■ WRITTEN INSTRUCTION
Every line below that holds the string "polarizations" should be copied out.

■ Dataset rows

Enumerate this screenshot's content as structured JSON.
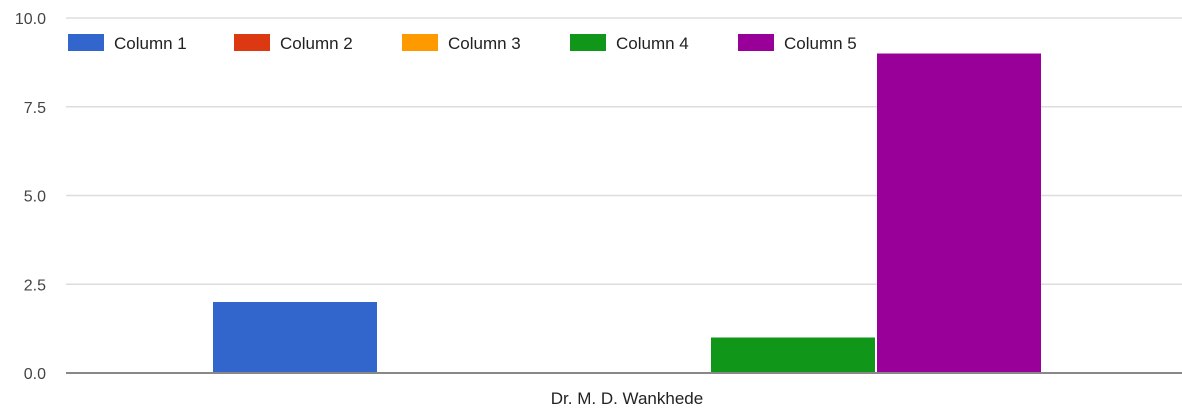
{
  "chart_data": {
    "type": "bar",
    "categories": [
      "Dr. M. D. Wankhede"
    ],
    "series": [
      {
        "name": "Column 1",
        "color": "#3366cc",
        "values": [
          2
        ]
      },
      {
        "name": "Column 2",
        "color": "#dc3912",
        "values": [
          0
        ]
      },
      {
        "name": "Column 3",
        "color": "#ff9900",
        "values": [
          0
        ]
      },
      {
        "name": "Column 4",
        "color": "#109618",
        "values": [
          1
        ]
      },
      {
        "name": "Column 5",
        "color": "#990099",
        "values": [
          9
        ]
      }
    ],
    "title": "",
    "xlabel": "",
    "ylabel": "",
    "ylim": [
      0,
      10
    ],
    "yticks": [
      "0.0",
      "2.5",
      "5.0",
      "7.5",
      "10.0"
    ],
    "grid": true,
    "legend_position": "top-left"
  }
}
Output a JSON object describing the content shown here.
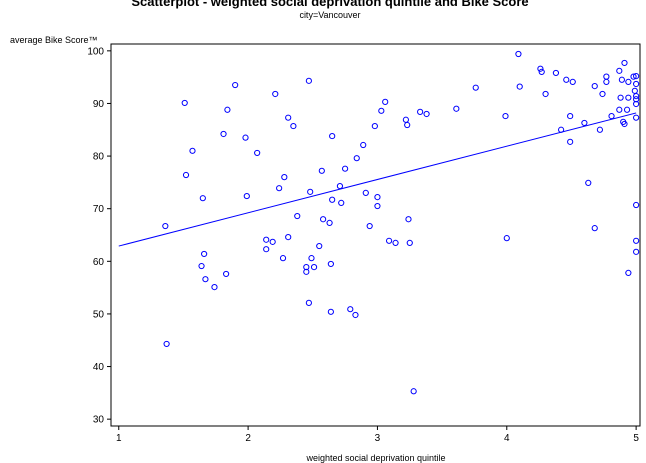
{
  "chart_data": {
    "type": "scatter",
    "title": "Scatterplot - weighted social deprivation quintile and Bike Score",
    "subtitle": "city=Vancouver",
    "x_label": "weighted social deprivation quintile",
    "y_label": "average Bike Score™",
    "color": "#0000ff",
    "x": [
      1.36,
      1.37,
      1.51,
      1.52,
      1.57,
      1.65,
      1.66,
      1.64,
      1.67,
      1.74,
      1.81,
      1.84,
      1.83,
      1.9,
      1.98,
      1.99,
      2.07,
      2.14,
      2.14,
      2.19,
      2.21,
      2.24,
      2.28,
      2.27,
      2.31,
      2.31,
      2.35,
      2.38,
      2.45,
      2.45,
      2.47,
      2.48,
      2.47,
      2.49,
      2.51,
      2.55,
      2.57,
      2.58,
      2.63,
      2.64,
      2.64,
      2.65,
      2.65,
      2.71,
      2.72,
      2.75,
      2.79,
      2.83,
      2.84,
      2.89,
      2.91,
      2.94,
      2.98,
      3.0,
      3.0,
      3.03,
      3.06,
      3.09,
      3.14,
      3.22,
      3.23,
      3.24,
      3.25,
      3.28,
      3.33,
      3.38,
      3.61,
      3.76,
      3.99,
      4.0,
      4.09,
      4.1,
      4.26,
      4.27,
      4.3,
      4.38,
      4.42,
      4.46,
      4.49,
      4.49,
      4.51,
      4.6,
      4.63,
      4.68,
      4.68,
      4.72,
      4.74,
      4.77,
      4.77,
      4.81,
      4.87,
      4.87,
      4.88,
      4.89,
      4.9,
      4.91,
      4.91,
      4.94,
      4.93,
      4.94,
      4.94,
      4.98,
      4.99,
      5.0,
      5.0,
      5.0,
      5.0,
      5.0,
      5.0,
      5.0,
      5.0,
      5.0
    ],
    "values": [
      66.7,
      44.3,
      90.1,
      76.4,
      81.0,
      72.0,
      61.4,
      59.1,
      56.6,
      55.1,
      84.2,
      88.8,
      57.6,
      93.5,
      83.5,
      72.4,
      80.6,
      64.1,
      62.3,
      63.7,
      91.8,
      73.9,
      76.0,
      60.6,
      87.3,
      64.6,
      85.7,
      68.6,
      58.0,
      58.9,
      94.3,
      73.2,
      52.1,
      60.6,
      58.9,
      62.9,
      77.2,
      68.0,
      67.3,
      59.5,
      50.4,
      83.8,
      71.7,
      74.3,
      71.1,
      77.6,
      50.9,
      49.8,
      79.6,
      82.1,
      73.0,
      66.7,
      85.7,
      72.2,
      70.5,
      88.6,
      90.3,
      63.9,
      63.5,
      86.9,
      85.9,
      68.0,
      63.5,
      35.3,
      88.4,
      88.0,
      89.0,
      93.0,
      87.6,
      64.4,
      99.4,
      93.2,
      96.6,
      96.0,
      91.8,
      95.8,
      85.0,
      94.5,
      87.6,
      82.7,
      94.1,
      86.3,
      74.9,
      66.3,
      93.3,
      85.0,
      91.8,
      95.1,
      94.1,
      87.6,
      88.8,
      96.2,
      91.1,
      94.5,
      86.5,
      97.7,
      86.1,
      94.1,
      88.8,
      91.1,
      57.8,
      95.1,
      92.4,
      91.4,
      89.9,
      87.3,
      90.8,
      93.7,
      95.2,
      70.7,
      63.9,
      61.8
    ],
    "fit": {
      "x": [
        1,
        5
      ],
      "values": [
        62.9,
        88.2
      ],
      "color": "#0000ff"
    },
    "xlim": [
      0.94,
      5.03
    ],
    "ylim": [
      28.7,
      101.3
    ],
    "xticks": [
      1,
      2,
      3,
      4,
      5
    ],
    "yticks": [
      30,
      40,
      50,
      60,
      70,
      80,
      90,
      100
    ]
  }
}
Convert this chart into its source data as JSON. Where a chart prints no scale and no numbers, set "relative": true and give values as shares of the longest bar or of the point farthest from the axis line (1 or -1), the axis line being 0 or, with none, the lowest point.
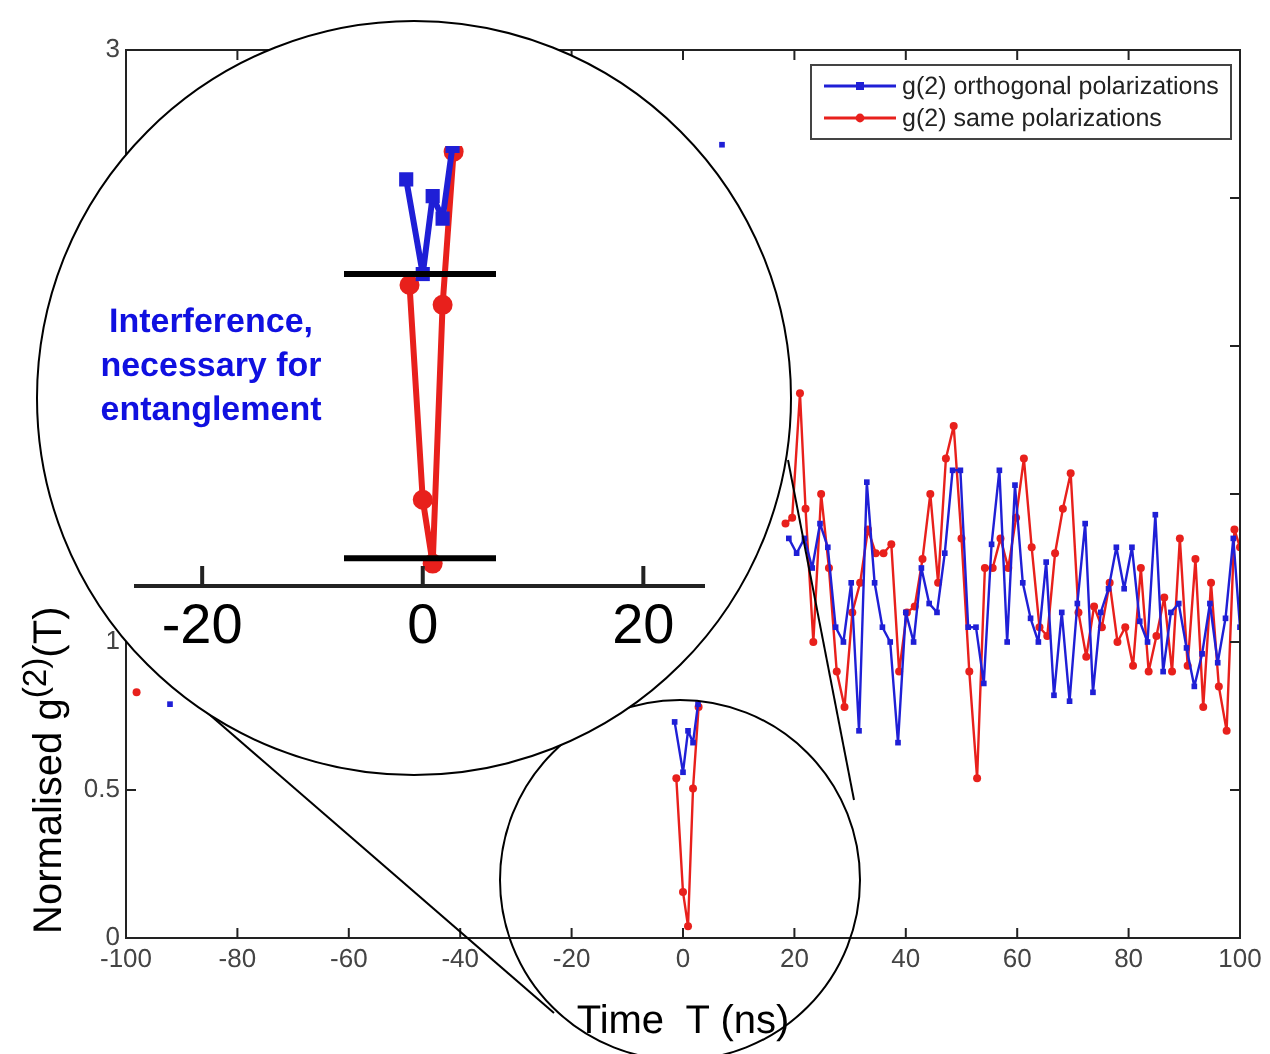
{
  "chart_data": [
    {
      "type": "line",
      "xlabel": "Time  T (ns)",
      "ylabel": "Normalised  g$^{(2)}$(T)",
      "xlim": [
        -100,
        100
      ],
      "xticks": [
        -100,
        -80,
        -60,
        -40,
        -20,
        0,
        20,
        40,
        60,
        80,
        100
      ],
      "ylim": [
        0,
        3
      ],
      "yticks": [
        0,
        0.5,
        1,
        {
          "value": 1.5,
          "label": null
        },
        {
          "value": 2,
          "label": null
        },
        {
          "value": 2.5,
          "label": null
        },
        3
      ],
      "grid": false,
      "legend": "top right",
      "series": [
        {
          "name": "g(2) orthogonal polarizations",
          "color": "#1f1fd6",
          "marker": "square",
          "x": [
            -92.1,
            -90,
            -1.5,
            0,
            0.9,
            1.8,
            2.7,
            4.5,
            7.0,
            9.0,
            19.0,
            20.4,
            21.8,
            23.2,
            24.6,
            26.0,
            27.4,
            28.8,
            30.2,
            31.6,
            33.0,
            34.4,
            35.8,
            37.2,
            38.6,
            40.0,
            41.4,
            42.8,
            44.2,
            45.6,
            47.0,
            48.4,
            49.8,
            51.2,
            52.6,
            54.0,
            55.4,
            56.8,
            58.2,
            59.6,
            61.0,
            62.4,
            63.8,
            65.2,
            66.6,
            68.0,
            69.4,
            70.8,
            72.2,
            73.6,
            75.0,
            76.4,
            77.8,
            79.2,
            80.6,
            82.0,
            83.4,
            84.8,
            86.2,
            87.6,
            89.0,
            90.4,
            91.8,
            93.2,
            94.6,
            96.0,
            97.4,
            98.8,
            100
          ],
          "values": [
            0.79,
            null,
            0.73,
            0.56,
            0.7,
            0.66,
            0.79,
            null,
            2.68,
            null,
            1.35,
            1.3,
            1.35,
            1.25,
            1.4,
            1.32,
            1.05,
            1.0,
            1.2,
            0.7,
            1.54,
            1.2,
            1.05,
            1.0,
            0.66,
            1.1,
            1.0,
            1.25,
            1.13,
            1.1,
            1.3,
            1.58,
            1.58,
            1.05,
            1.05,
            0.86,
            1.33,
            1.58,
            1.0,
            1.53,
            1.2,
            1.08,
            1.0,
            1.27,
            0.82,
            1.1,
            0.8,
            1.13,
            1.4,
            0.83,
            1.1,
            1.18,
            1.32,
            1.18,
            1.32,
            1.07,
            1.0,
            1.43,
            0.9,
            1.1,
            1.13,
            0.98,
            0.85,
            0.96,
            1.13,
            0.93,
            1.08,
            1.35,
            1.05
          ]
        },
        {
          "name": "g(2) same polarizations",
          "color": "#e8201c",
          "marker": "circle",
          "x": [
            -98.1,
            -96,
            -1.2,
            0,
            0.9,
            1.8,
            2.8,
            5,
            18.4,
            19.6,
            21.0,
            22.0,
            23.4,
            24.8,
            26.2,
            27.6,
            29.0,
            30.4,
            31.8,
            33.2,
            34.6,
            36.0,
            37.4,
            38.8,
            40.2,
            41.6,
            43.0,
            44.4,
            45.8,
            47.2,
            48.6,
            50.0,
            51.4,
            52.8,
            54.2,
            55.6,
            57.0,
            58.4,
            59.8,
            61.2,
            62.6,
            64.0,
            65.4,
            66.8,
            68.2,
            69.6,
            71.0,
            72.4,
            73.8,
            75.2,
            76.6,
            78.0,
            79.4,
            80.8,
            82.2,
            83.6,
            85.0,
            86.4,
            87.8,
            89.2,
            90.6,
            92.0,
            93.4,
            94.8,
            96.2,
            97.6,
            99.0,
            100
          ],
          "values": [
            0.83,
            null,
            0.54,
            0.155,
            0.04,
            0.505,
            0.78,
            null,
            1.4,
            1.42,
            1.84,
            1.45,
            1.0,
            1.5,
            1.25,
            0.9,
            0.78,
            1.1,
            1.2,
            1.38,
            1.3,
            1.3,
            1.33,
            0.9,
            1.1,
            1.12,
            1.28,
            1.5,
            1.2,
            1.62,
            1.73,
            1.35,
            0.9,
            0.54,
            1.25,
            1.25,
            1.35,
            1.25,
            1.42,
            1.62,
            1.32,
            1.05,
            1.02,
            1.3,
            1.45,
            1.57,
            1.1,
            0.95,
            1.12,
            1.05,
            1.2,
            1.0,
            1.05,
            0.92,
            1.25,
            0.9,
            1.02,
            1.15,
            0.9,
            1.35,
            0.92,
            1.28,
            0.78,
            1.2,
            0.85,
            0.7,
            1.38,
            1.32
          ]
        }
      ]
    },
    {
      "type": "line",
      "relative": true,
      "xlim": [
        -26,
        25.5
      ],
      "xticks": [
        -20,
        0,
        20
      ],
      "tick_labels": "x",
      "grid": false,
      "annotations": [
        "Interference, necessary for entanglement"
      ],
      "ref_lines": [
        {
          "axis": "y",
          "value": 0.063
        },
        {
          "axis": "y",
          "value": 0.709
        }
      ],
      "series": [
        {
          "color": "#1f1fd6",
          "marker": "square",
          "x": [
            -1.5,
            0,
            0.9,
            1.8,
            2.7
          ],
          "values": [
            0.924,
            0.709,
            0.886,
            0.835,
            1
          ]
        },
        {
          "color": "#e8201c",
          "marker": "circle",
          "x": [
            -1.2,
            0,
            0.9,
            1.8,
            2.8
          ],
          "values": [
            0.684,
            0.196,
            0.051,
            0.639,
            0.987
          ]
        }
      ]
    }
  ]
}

■ SOLUTION TO THE PROBLEM
          "name": "g(2) orthogonal polarizations",
          "name": "g(2) same polarizations",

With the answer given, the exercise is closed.